Find each line with the string "University" and report it.

== Given records ==

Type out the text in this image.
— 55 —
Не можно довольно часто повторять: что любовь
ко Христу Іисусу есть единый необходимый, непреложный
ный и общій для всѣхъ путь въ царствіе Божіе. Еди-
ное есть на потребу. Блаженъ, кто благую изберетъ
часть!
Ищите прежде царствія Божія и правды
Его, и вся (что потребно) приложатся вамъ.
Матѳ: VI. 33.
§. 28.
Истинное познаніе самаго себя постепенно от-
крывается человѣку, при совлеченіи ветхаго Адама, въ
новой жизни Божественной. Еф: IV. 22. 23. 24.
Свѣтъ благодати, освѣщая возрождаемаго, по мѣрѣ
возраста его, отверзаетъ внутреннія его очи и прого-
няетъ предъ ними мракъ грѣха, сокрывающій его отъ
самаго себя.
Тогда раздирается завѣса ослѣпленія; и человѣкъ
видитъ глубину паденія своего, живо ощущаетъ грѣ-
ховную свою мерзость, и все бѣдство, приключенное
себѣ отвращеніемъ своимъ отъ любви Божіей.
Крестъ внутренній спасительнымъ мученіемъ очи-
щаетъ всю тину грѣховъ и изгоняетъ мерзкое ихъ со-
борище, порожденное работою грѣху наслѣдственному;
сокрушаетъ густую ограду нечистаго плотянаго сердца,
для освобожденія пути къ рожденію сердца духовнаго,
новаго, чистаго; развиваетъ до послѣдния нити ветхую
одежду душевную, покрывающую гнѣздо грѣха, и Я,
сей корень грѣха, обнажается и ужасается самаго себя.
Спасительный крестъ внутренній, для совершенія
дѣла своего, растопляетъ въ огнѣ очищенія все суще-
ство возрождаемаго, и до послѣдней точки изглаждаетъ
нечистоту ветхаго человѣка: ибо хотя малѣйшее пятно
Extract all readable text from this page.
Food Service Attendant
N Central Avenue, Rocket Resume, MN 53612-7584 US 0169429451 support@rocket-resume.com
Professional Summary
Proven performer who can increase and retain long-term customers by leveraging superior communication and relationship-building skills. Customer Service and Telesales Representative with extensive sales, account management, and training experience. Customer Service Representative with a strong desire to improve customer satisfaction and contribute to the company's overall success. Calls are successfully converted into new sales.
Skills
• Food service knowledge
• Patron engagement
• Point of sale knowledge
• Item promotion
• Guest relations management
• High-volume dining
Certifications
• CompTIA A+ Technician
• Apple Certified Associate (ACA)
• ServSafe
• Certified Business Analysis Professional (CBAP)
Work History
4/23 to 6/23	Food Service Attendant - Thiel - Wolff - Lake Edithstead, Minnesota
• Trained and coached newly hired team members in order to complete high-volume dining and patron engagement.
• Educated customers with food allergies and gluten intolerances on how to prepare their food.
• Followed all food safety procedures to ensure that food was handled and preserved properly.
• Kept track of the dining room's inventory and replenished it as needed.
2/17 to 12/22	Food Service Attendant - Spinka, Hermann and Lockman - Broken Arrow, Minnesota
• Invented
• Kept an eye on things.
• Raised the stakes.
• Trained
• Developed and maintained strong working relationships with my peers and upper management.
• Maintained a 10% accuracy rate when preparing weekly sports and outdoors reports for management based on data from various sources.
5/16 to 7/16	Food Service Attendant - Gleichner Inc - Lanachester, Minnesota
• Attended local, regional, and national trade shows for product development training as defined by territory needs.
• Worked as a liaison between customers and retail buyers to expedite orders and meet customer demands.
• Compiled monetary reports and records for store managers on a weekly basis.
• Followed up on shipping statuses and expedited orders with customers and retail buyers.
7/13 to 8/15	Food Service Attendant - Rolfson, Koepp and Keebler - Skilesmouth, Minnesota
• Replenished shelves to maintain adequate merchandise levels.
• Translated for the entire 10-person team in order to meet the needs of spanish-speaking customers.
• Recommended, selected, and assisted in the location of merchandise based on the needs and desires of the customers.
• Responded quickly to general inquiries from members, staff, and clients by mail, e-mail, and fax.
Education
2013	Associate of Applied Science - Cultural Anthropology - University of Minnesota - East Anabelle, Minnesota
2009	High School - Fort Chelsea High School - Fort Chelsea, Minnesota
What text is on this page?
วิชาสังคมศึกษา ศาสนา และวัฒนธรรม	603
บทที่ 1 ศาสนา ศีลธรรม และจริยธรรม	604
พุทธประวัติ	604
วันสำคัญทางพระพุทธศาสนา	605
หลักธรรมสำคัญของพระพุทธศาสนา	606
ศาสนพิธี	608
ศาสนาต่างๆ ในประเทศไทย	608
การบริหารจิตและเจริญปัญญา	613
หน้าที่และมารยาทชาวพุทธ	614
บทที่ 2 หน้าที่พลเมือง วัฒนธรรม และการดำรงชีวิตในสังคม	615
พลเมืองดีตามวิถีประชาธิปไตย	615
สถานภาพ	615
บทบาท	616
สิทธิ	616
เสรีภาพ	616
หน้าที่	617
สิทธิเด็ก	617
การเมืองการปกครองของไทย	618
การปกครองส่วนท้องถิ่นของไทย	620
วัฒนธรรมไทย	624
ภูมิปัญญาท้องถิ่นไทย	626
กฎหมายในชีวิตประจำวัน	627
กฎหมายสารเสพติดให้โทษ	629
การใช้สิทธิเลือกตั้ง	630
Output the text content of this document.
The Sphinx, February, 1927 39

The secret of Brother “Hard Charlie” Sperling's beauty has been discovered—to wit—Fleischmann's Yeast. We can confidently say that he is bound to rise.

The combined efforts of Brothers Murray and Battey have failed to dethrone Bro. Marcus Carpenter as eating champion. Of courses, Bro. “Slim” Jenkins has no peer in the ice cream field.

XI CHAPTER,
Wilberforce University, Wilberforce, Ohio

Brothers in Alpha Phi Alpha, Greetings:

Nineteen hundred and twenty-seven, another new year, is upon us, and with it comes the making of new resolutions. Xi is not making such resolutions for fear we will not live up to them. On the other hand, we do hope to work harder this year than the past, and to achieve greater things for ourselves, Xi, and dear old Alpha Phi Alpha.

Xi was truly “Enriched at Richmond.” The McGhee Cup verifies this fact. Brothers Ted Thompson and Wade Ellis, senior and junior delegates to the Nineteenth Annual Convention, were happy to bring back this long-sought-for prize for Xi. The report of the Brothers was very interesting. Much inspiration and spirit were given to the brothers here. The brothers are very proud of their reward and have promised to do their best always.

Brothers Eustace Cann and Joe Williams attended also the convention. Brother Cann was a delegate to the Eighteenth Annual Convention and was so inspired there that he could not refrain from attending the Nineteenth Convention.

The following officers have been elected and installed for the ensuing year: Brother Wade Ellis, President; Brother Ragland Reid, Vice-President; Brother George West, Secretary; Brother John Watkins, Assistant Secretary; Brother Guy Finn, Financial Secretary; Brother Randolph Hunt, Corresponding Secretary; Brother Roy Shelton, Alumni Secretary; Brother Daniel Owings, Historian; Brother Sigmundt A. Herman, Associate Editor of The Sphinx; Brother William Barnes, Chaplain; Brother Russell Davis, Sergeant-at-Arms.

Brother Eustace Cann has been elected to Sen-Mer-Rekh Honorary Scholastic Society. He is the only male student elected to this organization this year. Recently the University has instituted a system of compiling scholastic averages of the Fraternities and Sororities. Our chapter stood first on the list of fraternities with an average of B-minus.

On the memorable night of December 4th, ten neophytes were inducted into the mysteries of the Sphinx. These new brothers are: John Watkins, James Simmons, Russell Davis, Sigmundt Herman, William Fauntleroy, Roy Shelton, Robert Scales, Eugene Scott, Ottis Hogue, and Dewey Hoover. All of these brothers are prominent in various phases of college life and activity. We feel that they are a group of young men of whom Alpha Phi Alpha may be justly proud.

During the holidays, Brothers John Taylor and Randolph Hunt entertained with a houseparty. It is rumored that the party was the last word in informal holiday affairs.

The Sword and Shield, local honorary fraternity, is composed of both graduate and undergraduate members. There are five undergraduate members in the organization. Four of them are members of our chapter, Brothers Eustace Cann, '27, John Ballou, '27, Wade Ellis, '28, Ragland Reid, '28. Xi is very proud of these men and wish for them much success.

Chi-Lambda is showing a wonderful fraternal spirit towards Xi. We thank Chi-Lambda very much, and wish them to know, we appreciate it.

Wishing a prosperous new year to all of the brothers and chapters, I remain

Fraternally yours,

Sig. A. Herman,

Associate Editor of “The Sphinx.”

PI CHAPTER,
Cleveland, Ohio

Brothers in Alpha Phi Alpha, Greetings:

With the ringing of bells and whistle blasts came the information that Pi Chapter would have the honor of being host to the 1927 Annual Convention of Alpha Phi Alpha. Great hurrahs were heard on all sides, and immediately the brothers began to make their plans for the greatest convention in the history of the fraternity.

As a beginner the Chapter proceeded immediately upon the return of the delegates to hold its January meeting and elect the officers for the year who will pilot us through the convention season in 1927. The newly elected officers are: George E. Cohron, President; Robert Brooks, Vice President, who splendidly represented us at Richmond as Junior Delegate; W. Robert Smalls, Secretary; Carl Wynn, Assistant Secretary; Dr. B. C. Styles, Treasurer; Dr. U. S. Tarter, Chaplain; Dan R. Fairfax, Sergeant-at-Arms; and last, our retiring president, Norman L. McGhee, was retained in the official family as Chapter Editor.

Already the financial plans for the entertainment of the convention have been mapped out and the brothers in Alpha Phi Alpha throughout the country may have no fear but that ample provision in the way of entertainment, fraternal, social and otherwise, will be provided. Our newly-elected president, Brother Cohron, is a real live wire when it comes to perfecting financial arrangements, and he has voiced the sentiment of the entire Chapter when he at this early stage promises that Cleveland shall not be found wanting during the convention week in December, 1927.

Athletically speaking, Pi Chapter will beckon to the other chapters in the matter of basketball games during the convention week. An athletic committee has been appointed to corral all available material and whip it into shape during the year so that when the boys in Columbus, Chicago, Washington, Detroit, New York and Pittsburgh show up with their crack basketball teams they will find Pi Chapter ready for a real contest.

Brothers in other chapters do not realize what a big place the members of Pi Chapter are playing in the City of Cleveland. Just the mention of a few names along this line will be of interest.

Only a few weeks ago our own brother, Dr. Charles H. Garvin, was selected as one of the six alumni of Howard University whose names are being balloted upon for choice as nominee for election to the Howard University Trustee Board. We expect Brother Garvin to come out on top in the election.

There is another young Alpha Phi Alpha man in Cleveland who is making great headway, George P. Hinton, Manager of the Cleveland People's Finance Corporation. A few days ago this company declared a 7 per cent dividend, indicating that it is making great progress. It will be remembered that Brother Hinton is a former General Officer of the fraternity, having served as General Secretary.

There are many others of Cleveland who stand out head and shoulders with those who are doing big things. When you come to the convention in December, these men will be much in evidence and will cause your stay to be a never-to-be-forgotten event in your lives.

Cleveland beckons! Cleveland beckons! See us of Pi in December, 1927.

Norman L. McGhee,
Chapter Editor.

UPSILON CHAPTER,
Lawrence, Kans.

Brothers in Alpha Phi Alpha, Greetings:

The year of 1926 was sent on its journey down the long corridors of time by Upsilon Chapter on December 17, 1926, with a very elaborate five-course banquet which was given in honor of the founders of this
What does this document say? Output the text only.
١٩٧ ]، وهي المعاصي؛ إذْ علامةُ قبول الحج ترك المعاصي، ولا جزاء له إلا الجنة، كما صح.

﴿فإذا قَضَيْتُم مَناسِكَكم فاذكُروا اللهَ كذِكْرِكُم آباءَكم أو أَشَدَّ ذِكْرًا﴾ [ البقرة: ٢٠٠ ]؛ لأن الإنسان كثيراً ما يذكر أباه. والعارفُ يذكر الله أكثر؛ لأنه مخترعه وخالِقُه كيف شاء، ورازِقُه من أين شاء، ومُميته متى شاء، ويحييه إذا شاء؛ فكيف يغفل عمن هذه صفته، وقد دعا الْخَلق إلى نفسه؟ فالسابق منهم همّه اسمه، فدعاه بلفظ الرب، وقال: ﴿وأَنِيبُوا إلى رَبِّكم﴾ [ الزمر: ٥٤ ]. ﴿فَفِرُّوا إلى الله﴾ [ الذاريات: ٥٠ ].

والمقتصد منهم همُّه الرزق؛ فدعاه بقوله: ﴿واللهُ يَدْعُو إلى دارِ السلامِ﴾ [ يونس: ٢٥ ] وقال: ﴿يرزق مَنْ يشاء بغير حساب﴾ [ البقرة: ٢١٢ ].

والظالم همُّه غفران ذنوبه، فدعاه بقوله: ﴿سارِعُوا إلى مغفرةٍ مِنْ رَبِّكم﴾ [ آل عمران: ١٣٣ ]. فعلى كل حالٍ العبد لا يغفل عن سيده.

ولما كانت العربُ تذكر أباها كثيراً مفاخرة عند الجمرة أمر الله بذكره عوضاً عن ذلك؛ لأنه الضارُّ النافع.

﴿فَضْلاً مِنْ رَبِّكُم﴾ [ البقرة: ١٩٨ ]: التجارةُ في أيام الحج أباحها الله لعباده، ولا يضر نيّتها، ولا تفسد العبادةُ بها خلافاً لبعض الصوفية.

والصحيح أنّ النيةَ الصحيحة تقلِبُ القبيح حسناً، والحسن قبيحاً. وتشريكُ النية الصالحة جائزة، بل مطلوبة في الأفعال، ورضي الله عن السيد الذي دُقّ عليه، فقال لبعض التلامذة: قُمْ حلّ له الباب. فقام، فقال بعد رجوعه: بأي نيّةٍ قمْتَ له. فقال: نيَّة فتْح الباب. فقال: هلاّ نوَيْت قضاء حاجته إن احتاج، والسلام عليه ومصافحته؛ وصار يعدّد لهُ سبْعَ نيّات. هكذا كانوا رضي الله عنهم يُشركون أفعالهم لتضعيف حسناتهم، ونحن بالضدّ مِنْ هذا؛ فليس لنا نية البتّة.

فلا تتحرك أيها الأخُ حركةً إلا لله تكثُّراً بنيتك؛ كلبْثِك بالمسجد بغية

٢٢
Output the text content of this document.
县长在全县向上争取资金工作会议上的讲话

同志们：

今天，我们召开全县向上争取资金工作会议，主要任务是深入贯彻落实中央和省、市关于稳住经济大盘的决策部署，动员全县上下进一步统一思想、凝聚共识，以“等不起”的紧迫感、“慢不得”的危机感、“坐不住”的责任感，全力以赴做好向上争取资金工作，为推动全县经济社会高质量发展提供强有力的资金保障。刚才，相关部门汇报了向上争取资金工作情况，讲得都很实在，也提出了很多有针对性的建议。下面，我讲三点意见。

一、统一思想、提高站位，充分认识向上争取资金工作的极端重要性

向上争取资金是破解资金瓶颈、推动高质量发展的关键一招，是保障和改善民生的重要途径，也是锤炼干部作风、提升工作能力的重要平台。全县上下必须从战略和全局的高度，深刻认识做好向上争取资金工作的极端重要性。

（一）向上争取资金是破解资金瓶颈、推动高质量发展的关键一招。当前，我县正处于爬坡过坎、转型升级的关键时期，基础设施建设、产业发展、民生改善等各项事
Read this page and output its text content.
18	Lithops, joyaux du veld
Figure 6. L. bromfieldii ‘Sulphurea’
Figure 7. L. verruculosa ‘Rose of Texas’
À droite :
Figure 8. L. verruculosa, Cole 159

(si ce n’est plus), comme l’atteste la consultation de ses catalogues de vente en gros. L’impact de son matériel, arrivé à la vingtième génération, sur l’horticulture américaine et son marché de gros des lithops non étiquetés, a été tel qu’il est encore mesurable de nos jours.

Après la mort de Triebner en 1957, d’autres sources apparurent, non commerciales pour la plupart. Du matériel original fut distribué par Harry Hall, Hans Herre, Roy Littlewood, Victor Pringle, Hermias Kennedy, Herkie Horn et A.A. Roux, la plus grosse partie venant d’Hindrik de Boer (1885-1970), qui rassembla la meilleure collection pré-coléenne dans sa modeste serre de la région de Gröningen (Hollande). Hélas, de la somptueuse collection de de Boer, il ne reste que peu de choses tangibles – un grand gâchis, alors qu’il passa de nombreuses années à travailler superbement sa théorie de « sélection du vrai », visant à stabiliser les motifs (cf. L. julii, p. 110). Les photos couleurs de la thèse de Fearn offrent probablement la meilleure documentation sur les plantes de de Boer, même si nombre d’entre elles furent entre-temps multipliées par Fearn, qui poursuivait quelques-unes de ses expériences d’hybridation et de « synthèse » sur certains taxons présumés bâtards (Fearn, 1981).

===

• [Problem solution]:
2013	Associate of Applied Science - Cultural Anthropology - University of Minnesota - East Anabelle, Minnesota
Wilberforce University, Wilberforce, Ohio
Brother Eustace Cann has been elected to Sen-Mer-Rekh Honorary Scholastic Society. He is the only male student elected to this organization this year. Recently the University has instituted a system of compiling scholastic averages of the Fraternities and Sororities. Our chapter stood first on the list of fraternities with an average of B-minus.
Only a few weeks ago our own brother, Dr. Charles H. Garvin, was selected as one of the six alumni of Howard University whose names are being balloted upon for choice as nominee for election to the Howard University Trustee Board. We expect Brother Garvin to come out on top in the election.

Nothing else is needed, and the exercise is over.